Copy out all of the material, matching it word for word.

SUPPLIED MATERIAL:
____________________

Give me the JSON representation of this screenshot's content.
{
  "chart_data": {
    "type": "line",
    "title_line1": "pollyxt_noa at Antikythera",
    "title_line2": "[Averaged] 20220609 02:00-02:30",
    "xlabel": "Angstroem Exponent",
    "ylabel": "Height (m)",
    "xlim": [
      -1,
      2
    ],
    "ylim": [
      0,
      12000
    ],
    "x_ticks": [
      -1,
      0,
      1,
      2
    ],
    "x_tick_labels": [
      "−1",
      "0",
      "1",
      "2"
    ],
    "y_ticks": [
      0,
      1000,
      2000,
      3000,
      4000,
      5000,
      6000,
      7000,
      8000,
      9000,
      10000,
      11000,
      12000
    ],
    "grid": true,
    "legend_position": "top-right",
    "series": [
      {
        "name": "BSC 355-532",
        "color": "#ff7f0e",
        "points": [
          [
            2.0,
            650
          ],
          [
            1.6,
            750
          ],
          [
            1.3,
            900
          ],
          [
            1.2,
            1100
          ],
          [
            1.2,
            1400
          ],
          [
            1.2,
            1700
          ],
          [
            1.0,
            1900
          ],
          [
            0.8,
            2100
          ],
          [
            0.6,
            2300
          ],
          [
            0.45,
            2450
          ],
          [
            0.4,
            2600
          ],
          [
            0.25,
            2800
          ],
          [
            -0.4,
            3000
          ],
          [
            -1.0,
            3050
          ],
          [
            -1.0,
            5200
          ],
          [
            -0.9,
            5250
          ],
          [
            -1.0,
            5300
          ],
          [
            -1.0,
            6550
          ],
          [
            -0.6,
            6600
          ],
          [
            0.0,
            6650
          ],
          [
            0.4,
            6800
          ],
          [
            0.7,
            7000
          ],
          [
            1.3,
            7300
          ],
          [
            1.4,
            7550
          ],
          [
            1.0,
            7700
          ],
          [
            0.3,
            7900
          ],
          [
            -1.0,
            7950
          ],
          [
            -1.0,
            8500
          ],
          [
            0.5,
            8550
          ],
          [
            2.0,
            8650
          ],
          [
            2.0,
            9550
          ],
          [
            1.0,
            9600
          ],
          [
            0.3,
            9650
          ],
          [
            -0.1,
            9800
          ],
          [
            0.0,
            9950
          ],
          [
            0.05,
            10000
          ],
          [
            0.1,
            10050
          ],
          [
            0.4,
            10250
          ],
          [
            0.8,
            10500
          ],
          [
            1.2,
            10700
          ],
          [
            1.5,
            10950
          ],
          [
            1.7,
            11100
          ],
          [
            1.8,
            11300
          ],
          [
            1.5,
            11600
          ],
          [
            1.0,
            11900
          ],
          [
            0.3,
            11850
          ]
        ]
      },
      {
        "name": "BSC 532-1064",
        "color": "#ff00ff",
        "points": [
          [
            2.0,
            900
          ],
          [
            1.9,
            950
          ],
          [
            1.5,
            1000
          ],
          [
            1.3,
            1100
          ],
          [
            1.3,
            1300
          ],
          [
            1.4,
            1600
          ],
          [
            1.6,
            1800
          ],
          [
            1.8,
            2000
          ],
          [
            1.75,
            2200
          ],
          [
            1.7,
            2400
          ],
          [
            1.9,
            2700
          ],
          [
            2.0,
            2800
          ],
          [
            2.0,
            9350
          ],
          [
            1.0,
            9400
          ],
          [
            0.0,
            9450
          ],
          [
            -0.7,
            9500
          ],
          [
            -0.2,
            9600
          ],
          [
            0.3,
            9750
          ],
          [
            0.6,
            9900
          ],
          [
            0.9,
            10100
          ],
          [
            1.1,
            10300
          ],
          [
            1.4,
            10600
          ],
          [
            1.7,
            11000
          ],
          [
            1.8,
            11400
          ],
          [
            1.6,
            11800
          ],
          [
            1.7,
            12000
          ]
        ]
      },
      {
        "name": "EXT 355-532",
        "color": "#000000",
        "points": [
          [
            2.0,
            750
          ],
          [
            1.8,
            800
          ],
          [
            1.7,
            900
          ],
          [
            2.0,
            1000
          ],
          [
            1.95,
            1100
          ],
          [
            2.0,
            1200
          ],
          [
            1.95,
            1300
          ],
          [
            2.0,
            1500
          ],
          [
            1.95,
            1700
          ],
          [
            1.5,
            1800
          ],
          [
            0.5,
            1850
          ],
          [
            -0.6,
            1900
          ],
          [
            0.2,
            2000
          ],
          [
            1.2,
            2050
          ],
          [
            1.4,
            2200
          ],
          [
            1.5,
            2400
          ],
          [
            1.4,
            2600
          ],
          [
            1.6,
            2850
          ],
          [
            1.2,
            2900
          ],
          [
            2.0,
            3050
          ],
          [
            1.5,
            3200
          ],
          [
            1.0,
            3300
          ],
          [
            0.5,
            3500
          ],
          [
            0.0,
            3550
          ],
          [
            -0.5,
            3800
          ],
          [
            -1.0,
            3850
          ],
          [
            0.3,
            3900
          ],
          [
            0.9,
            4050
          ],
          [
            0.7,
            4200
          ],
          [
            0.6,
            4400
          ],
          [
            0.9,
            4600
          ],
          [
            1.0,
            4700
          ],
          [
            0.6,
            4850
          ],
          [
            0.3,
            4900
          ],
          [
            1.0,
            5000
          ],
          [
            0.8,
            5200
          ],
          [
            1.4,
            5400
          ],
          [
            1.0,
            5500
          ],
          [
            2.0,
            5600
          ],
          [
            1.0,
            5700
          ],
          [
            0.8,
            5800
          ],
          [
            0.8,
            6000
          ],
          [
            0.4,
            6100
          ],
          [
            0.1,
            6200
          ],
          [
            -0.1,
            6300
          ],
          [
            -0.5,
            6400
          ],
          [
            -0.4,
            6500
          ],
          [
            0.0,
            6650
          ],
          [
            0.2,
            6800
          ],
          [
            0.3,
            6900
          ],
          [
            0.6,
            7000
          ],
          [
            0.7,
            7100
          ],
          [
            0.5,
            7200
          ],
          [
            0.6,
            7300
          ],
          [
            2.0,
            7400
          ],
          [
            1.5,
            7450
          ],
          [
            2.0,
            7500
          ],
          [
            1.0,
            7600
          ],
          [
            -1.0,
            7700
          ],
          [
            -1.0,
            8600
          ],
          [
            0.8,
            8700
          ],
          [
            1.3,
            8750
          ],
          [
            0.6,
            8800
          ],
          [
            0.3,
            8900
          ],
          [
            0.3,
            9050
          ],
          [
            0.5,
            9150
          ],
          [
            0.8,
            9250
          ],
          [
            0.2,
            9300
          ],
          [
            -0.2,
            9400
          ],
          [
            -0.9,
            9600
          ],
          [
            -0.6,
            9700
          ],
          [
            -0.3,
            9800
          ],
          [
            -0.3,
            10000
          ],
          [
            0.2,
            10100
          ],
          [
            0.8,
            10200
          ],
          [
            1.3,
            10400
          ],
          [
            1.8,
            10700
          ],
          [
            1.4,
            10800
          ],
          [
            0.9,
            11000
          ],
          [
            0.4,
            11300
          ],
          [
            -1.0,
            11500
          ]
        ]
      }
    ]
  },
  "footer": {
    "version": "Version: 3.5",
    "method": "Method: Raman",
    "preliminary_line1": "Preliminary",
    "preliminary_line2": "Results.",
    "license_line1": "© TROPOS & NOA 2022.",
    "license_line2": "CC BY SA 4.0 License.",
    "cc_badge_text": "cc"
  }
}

____________________

RESPONSE TO THE EXERCISE:
Give me the JSON representation of this screenshot's content.
{
  "chart_data": {
    "type": "line",
    "title_line1": "pollyxt_noa at Antikythera",
    "title_line2": "[Averaged] 20220609 02:00-02:30",
    "xlabel": "Angstroem Exponent",
    "ylabel": "Height (m)",
    "xlim": [
      -1,
      2
    ],
    "ylim": [
      0,
      12000
    ],
    "x_ticks": [
      -1,
      0,
      1,
      2
    ],
    "x_tick_labels": [
      "−1",
      "0",
      "1",
      "2"
    ],
    "y_ticks": [
      0,
      1000,
      2000,
      3000,
      4000,
      5000,
      6000,
      7000,
      8000,
      9000,
      10000,
      11000,
      12000
    ],
    "grid": true,
    "legend_position": "top-right",
    "series": [
      {
        "name": "BSC 355-532",
        "color": "#ff7f0e",
        "points": [
          [
            2.0,
            650
          ],
          [
            1.6,
            750
          ],
          [
            1.3,
            900
          ],
          [
            1.2,
            1100
          ],
          [
            1.2,
            1400
          ],
          [
            1.2,
            1700
          ],
          [
            1.0,
            1900
          ],
          [
            0.8,
            2100
          ],
          [
            0.6,
            2300
          ],
          [
            0.45,
            2450
          ],
          [
            0.4,
            2600
          ],
          [
            0.25,
            2800
          ],
          [
            -0.4,
            3000
          ],
          [
            -1.0,
            3050
          ],
          [
            -1.0,
            5200
          ],
          [
            -0.9,
            5250
          ],
          [
            -1.0,
            5300
          ],
          [
            -1.0,
            6550
          ],
          [
            -0.6,
            6600
          ],
          [
            0.0,
            6650
          ],
          [
            0.4,
            6800
          ],
          [
            0.7,
            7000
          ],
          [
            1.3,
            7300
          ],
          [
            1.4,
            7550
          ],
          [
            1.0,
            7700
          ],
          [
            0.3,
            7900
          ],
          [
            -1.0,
            7950
          ],
          [
            -1.0,
            8500
          ],
          [
            0.5,
            8550
          ],
          [
            2.0,
            8650
          ],
          [
            2.0,
            9550
          ],
          [
            1.0,
            9600
          ],
          [
            0.3,
            9650
          ],
          [
            -0.1,
            9800
          ],
          [
            0.0,
            9950
          ],
          [
            0.05,
            10000
          ],
          [
            0.1,
            10050
          ],
          [
            0.4,
            10250
          ],
          [
            0.8,
            10500
          ],
          [
            1.2,
            10700
          ],
          [
            1.5,
            10950
          ],
          [
            1.7,
            11100
          ],
          [
            1.8,
            11300
          ],
          [
            1.5,
            11600
          ],
          [
            1.0,
            11900
          ],
          [
            0.3,
            11850
          ]
        ]
      },
      {
        "name": "BSC 532-1064",
        "color": "#ff00ff",
        "points": [
          [
            2.0,
            900
          ],
          [
            1.9,
            950
          ],
          [
            1.5,
            1000
          ],
          [
            1.3,
            1100
          ],
          [
            1.3,
            1300
          ],
          [
            1.4,
            1600
          ],
          [
            1.6,
            1800
          ],
          [
            1.8,
            2000
          ],
          [
            1.75,
            2200
          ],
          [
            1.7,
            2400
          ],
          [
            1.9,
            2700
          ],
          [
            2.0,
            2800
          ],
          [
            2.0,
            9350
          ],
          [
            1.0,
            9400
          ],
          [
            0.0,
            9450
          ],
          [
            -0.7,
            9500
          ],
          [
            -0.2,
            9600
          ],
          [
            0.3,
            9750
          ],
          [
            0.6,
            9900
          ],
          [
            0.9,
            10100
          ],
          [
            1.1,
            10300
          ],
          [
            1.4,
            10600
          ],
          [
            1.7,
            11000
          ],
          [
            1.8,
            11400
          ],
          [
            1.6,
            11800
          ],
          [
            1.7,
            12000
          ]
        ]
      },
      {
        "name": "EXT 355-532",
        "color": "#000000",
        "points": [
          [
            2.0,
            750
          ],
          [
            1.8,
            800
          ],
          [
            1.7,
            900
          ],
          [
            2.0,
            1000
          ],
          [
            1.95,
            1100
          ],
          [
            2.0,
            1200
          ],
          [
            1.95,
            1300
          ],
          [
            2.0,
            1500
          ],
          [
            1.95,
            1700
          ],
          [
            1.5,
            1800
          ],
          [
            0.5,
            1850
          ],
          [
            -0.6,
            1900
          ],
          [
            0.2,
            2000
          ],
          [
            1.2,
            2050
          ],
          [
            1.4,
            2200
          ],
          [
            1.5,
            2400
          ],
          [
            1.4,
            2600
          ],
          [
            1.6,
            2850
          ],
          [
            1.2,
            2900
          ],
          [
            2.0,
            3050
          ],
          [
            1.5,
            3200
          ],
          [
            1.0,
            3300
          ],
          [
            0.5,
            3500
          ],
          [
            0.0,
            3550
          ],
          [
            -0.5,
            3800
          ],
          [
            -1.0,
            3850
          ],
          [
            0.3,
            3900
          ],
          [
            0.9,
            4050
          ],
          [
            0.7,
            4200
          ],
          [
            0.6,
            4400
          ],
          [
            0.9,
            4600
          ],
          [
            1.0,
            4700
          ],
          [
            0.6,
            4850
          ],
          [
            0.3,
            4900
          ],
          [
            1.0,
            5000
          ],
          [
            0.8,
            5200
          ],
          [
            1.4,
            5400
          ],
          [
            1.0,
            5500
          ],
          [
            2.0,
            5600
          ],
          [
            1.0,
            5700
          ],
          [
            0.8,
            5800
          ],
          [
            0.8,
            6000
          ],
          [
            0.4,
            6100
          ],
          [
            0.1,
            6200
          ],
          [
            -0.1,
            6300
          ],
          [
            -0.5,
            6400
          ],
          [
            -0.4,
            6500
          ],
          [
            0.0,
            6650
          ],
          [
            0.2,
            6800
          ],
          [
            0.3,
            6900
          ],
          [
            0.6,
            7000
          ],
          [
            0.7,
            7100
          ],
          [
            0.5,
            7200
          ],
          [
            0.6,
            7300
          ],
          [
            2.0,
            7400
          ],
          [
            1.5,
            7450
          ],
          [
            2.0,
            7500
          ],
          [
            1.0,
            7600
          ],
          [
            -1.0,
            7700
          ],
          [
            -1.0,
            8600
          ],
          [
            0.8,
            8700
          ],
          [
            1.3,
            8750
          ],
          [
            0.6,
            8800
          ],
          [
            0.3,
            8900
          ],
          [
            0.3,
            9050
          ],
          [
            0.5,
            9150
          ],
          [
            0.8,
            9250
          ],
          [
            0.2,
            9300
          ],
          [
            -0.2,
            9400
          ],
          [
            -0.9,
            9600
          ],
          [
            -0.6,
            9700
          ],
          [
            -0.3,
            9800
          ],
          [
            -0.3,
            10000
          ],
          [
            0.2,
            10100
          ],
          [
            0.8,
            10200
          ],
          [
            1.3,
            10400
          ],
          [
            1.8,
            10700
          ],
          [
            1.4,
            10800
          ],
          [
            0.9,
            11000
          ],
          [
            0.4,
            11300
          ],
          [
            -1.0,
            11500
          ]
        ]
      }
    ]
  },
  "footer": {
    "version": "Version: 3.5",
    "method": "Method: Raman",
    "preliminary_line1": "Preliminary",
    "preliminary_line2": "Results.",
    "license_line1": "© TROPOS & NOA 2022.",
    "license_line2": "CC BY SA 4.0 License.",
    "cc_badge_text": "cc"
  }
}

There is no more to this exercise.